* **Required work**:
Turn each of the entries below into a JSON list of strings, one string per line, with blank lines dropped and the pictures left out.
-- Begin Source records --
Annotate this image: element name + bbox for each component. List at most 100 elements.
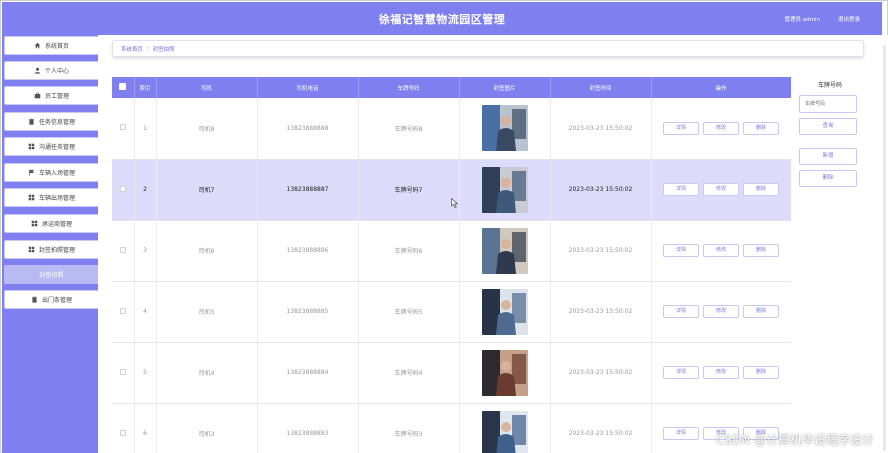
search-panel: 车牌号码 查询 新增 删除 (799, 77, 861, 187)
detail-button[interactable]: 详情 (663, 305, 699, 318)
sidebar-item-label: 任务信息管理 (38, 119, 75, 126)
seal-photo[interactable] (481, 105, 528, 152)
sidebar-item-label: 个人中心 (44, 68, 69, 75)
flag-icon (28, 169, 35, 176)
seal-photo[interactable] (481, 410, 528, 453)
app-title: 徐福记智慧物流园区管理 (378, 13, 506, 26)
row-time: 2023-03-23 15:50:02 (550, 342, 652, 404)
edit-button[interactable]: 修改 (703, 121, 739, 135)
sidebar-item-label: 封签拍照管理 (38, 247, 75, 254)
column-header: 封签时间 (550, 77, 652, 98)
sidebar-item-label: 系统首页 (44, 43, 69, 50)
breadcrumb-current: 封签拍照 (152, 46, 175, 53)
detail-button[interactable]: 详情 (663, 427, 699, 440)
sidebar-item-tasks[interactable]: 任务信息管理 (4, 112, 99, 131)
table-row[interactable]: 5 司机4 13823888884 车牌号码4 2023-03-23 15:50:02 详… (112, 342, 791, 404)
row-plate: 车牌号码8 (358, 98, 460, 160)
sidebar-item-profile[interactable]: 个人中心 (4, 61, 99, 80)
detail-button[interactable]: 详情 (663, 183, 699, 196)
sidebar-item-label: 沟通任务管理 (38, 144, 75, 151)
edit-button[interactable]: 修改 (703, 183, 739, 196)
sidebar-item-seal-photo-mgmt[interactable]: 封签拍照管理 (4, 240, 99, 259)
edit-button[interactable]: 修改 (703, 366, 739, 379)
seal-photo-table: 索引 司机 司机电话 车牌号码 封签图片 封签时间 操作 1 司机8 1382388… (112, 77, 791, 453)
delete-button[interactable]: 删除 (743, 305, 779, 318)
edit-button[interactable]: 修改 (703, 305, 739, 318)
csdn-watermark: CSDN @计算机毕设程序设计 (715, 433, 874, 447)
row-plate: 车牌号码6 (358, 220, 460, 282)
detail-button[interactable]: 详情 (663, 121, 699, 135)
sidebar-item-label: 承运商管理 (41, 221, 72, 228)
row-checkbox[interactable] (119, 124, 126, 131)
add-button[interactable]: 新增 (799, 148, 857, 165)
sidebar-item-vehicle-in[interactable]: 车辆入场管理 (4, 163, 99, 182)
sidebar-item-home[interactable]: 系统首页 (4, 36, 99, 55)
detail-button[interactable]: 详情 (663, 366, 699, 379)
seal-photo[interactable] (481, 288, 528, 335)
page-scrollbar[interactable] (883, 45, 886, 451)
row-checkbox[interactable] (119, 185, 126, 192)
row-index: 3 (134, 220, 157, 282)
sidebar-item-carrier[interactable]: 承运商管理 (4, 214, 99, 233)
grid-icon (28, 194, 35, 201)
delete-button[interactable]: 删除 (743, 366, 779, 379)
row-checkbox[interactable] (119, 246, 126, 253)
row-driver: 司机4 (156, 342, 258, 404)
clipboard-icon (28, 118, 35, 125)
row-phone: 13823888883 (257, 403, 359, 453)
select-all-checkbox[interactable] (119, 83, 127, 90)
column-header: 封签图片 (459, 77, 551, 98)
delete-button[interactable]: 删除 (743, 121, 779, 135)
row-actions: 详情 修改 删除 (651, 220, 791, 282)
row-select-cell (112, 403, 135, 453)
row-checkbox[interactable] (119, 307, 126, 314)
delete-button[interactable]: 删除 (743, 244, 779, 257)
sidebar-item-exit-slip[interactable]: 出门条管理 (4, 290, 99, 309)
row-driver: 司机3 (156, 403, 258, 453)
seal-photo[interactable] (481, 349, 528, 396)
sidebar-item-staff[interactable]: 员工管理 (4, 86, 99, 105)
table-row[interactable]: 6 司机3 13823888883 车牌号码3 2023-03-23 15:50:02 详… (112, 403, 791, 453)
table-row[interactable]: 3 司机6 13823888886 车牌号码6 2023-03-23 15:50:02 详… (112, 220, 791, 282)
row-photo-cell (459, 281, 551, 343)
row-time: 2023-03-23 15:50:02 (550, 98, 652, 160)
seal-photo[interactable] (481, 227, 528, 274)
seal-photo[interactable] (481, 166, 528, 213)
table-header-row: 索引 司机 司机电话 车牌号码 封签图片 封签时间 操作 (112, 77, 791, 98)
row-checkbox[interactable] (119, 429, 126, 436)
breadcrumb: 系统首页 ⁝ 封签拍照 (112, 40, 864, 57)
query-button[interactable]: 查询 (799, 118, 857, 135)
logout-link[interactable]: 退出登录 (838, 15, 860, 23)
row-time: 2023-03-23 15:50:02 (550, 403, 652, 453)
table-row[interactable]: 2 司机7 13823888887 车牌号码7 2023-03-23 15:50:02 详… (112, 159, 791, 221)
row-photo-cell (459, 98, 551, 160)
row-photo-cell (459, 159, 551, 221)
row-time: 2023-03-23 15:50:02 (550, 220, 652, 282)
row-actions: 详情 修改 删除 (651, 342, 791, 404)
plate-search-input[interactable] (799, 95, 857, 113)
edit-button[interactable]: 修改 (703, 244, 739, 257)
row-driver: 司机7 (156, 159, 258, 221)
user-icon (34, 67, 41, 74)
sidebar-item-seal-photo[interactable]: 封签拍照 (4, 265, 99, 284)
row-actions: 详情 修改 删除 (651, 281, 791, 343)
grid-icon (31, 220, 38, 227)
row-actions: 详情 修改 删除 (651, 98, 791, 160)
sidebar-item-communication[interactable]: 沟通任务管理 (4, 137, 99, 156)
sidebar-item-vehicle-out[interactable]: 车辆出场管理 (4, 188, 99, 207)
detail-button[interactable]: 详情 (663, 244, 699, 257)
row-actions: 详情 修改 删除 (651, 159, 791, 221)
breadcrumb-home[interactable]: 系统首页 (121, 45, 143, 53)
table-row[interactable]: 1 司机8 13823888888 车牌号码8 2023-03-23 15:50:02 详… (112, 98, 791, 160)
row-checkbox[interactable] (119, 368, 126, 375)
row-select-cell (112, 220, 135, 282)
batch-delete-button[interactable]: 删除 (799, 170, 857, 187)
delete-button[interactable]: 删除 (743, 183, 779, 196)
top-header: 徐福记智慧物流园区管理 管理员 admin 退出登录 (2, 2, 882, 35)
column-header: 索引 (134, 77, 157, 98)
mouse-cursor-icon (451, 198, 459, 208)
table-row[interactable]: 4 司机5 13823888885 车牌号码5 2023-03-23 15:50:02 详… (112, 281, 791, 343)
row-index: 5 (134, 342, 157, 404)
briefcase-icon (34, 92, 41, 99)
row-plate: 车牌号码3 (358, 403, 460, 453)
-- End Source records --
* **Problem solution**:
[
  "Annotate this image: element name + bbox for each component. List at most 100 elements.",
  "search-panel: 车牌号码 查询 新增 删除 (799, 77, 861, 187)",
  "detail-button[interactable]: 详情 (663, 305, 699, 318)",
  "sidebar-item-label: 任务信息管理 (38, 119, 75, 126)",
  "seal-photo[interactable] (481, 105, 528, 152)",
  "sidebar-item-label: 个人中心 (44, 68, 69, 75)",
  "flag-icon (28, 169, 35, 176)",
  "seal-photo[interactable] (481, 410, 528, 453)",
  "app-title: 徐福记智慧物流园区管理 (378, 13, 506, 26)",
  "row-time: 2023-03-23 15:50:02 (550, 342, 652, 404)",
  "edit-button[interactable]: 修改 (703, 121, 739, 135)",
  "sidebar-item-label: 封签拍照管理 (38, 247, 75, 254)",
  "column-header: 封签时间 (550, 77, 652, 98)",
  "sidebar-item-label: 系统首页 (44, 43, 69, 50)",
  "breadcrumb-current: 封签拍照 (152, 46, 175, 53)",
  "detail-button[interactable]: 详情 (663, 427, 699, 440)",
  "sidebar-item-tasks[interactable]: 任务信息管理 (4, 112, 99, 131)",
  "table-row[interactable]: 5 司机4 13823888884 车牌号码4 2023-03-23 15:50:02 详… (112, 342, 791, 404)",
  "row-plate: 车牌号码8 (358, 98, 460, 160)",
  "sidebar-item-profile[interactable]: 个人中心 (4, 61, 99, 80)",
  "detail-button[interactable]: 详情 (663, 183, 699, 196)",
  "sidebar-item-label: 沟通任务管理 (38, 144, 75, 151)",
  "edit-button[interactable]: 修改 (703, 183, 739, 196)",
  "sidebar-item-seal-photo-mgmt[interactable]: 封签拍照管理 (4, 240, 99, 259)",
  "edit-button[interactable]: 修改 (703, 366, 739, 379)",
  "seal-photo-table: 索引 司机 司机电话 车牌号码 封签图片 封签时间 操作 1 司机8 1382388… (112, 77, 791, 453)",
  "delete-button[interactable]: 删除 (743, 305, 779, 318)",
  "edit-button[interactable]: 修改 (703, 305, 739, 318)",
  "csdn-watermark: CSDN @计算机毕设程序设计 (715, 433, 874, 447)",
  "row-plate: 车牌号码6 (358, 220, 460, 282)",
  "detail-button[interactable]: 详情 (663, 121, 699, 135)",
  "sidebar-item-label: 承运商管理 (41, 221, 72, 228)",
  "row-checkbox[interactable] (119, 124, 126, 131)",
  "add-button[interactable]: 新增 (799, 148, 857, 165)",
  "sidebar-item-vehicle-in[interactable]: 车辆入场管理 (4, 163, 99, 182)",
  "sidebar-item-home[interactable]: 系统首页 (4, 36, 99, 55)",
  "detail-button[interactable]: 详情 (663, 366, 699, 379)",
  "seal-photo[interactable] (481, 288, 528, 335)",
  "page-scrollbar[interactable] (883, 45, 886, 451)",
  "row-checkbox[interactable] (119, 185, 126, 192)",
  "row-index: 3 (134, 220, 157, 282)",
  "sidebar-item-carrier[interactable]: 承运商管理 (4, 214, 99, 233)",
  "grid-icon (28, 194, 35, 201)",
  "delete-button[interactable]: 删除 (743, 366, 779, 379)",
  "row-checkbox[interactable] (119, 246, 126, 253)",
  "row-driver: 司机4 (156, 342, 258, 404)",
  "clipboard-icon (28, 118, 35, 125)",
  "row-phone: 13823888883 (257, 403, 359, 453)",
  "select-all-checkbox[interactable] (119, 83, 127, 90)",
  "column-header: 封签图片 (459, 77, 551, 98)",
  "delete-button[interactable]: 删除 (743, 121, 779, 135)",
  "row-actions: 详情 修改 删除 (651, 220, 791, 282)",
  "row-select-cell (112, 403, 135, 453)",
  "row-checkbox[interactable] (119, 307, 126, 314)",
  "delete-button[interactable]: 删除 (743, 244, 779, 257)",
  "sidebar-item-exit-slip[interactable]: 出门条管理 (4, 290, 99, 309)",
  "row-driver: 司机3 (156, 403, 258, 453)",
  "seal-photo[interactable] (481, 349, 528, 396)",
  "sidebar-item-staff[interactable]: 员工管理 (4, 86, 99, 105)",
  "table-row[interactable]: 6 司机3 13823888883 车牌号码3 2023-03-23 15:50:02 详… (112, 403, 791, 453)",
  "table-row[interactable]: 3 司机6 13823888886 车牌号码6 2023-03-23 15:50:02 详… (112, 220, 791, 282)",
  "row-photo-cell (459, 281, 551, 343)",
  "row-time: 2023-03-23 15:50:02 (550, 98, 652, 160)",
  "seal-photo[interactable] (481, 227, 528, 274)",
  "seal-photo[interactable] (481, 166, 528, 213)",
  "table-header-row: 索引 司机 司机电话 车牌号码 封签图片 封签时间 操作 (112, 77, 791, 98)",
  "row-checkbox[interactable] (119, 429, 126, 436)",
  "breadcrumb: 系统首页 ⁝ 封签拍照 (112, 40, 864, 57)",
  "query-button[interactable]: 查询 (799, 118, 857, 135)",
  "logout-link[interactable]: 退出登录 (838, 15, 860, 23)",
  "row-time: 2023-03-23 15:50:02 (550, 403, 652, 453)",
  "table-row[interactable]: 2 司机7 13823888887 车牌号码7 2023-03-23 15:50:02 详… (112, 159, 791, 221)",
  "row-photo-cell (459, 98, 551, 160)",
  "row-photo-cell (459, 159, 551, 221)",
  "row-time: 2023-03-23 15:50:02 (550, 220, 652, 282)",
  "row-actions: 详情 修改 删除 (651, 342, 791, 404)",
  "plate-search-input[interactable] (799, 95, 857, 113)",
  "edit-button[interactable]: 修改 (703, 244, 739, 257)",
  "row-driver: 司机7 (156, 159, 258, 221)",
  "user-icon (34, 67, 41, 74)",
  "sidebar-item-seal-photo[interactable]: 封签拍照 (4, 265, 99, 284)",
  "row-actions: 详情 修改 删除 (651, 281, 791, 343)",
  "grid-icon (31, 220, 38, 227)",
  "row-actions: 详情 修改 删除 (651, 98, 791, 160)",
  "sidebar-item-communication[interactable]: 沟通任务管理 (4, 137, 99, 156)",
  "sidebar-item-vehicle-out[interactable]: 车辆出场管理 (4, 188, 99, 207)",
  "detail-button[interactable]: 详情 (663, 244, 699, 257)",
  "row-actions: 详情 修改 删除 (651, 159, 791, 221)",
  "breadcrumb-home[interactable]: 系统首页 (121, 45, 143, 53)",
  "table-row[interactable]: 1 司机8 13823888888 车牌号码8 2023-03-23 15:50:02 详… (112, 98, 791, 160)",
  "row-checkbox[interactable] (119, 368, 126, 375)",
  "row-select-cell (112, 220, 135, 282)",
  "batch-delete-button[interactable]: 删除 (799, 170, 857, 187)",
  "delete-button[interactable]: 删除 (743, 183, 779, 196)",
  "top-header: 徐福记智慧物流园区管理 管理员 admin 退出登录 (2, 2, 882, 35)",
  "column-header: 索引 (134, 77, 157, 98)",
  "mouse-cursor-icon (451, 198, 459, 208)",
  "table-row[interactable]: 4 司机5 13823888885 车牌号码5 2023-03-23 15:50:02 详… (112, 281, 791, 343)",
  "row-index: 5 (134, 342, 157, 404)",
  "briefcase-icon (34, 92, 41, 99)",
  "row-plate: 车牌号码3 (358, 403, 460, 453)"
]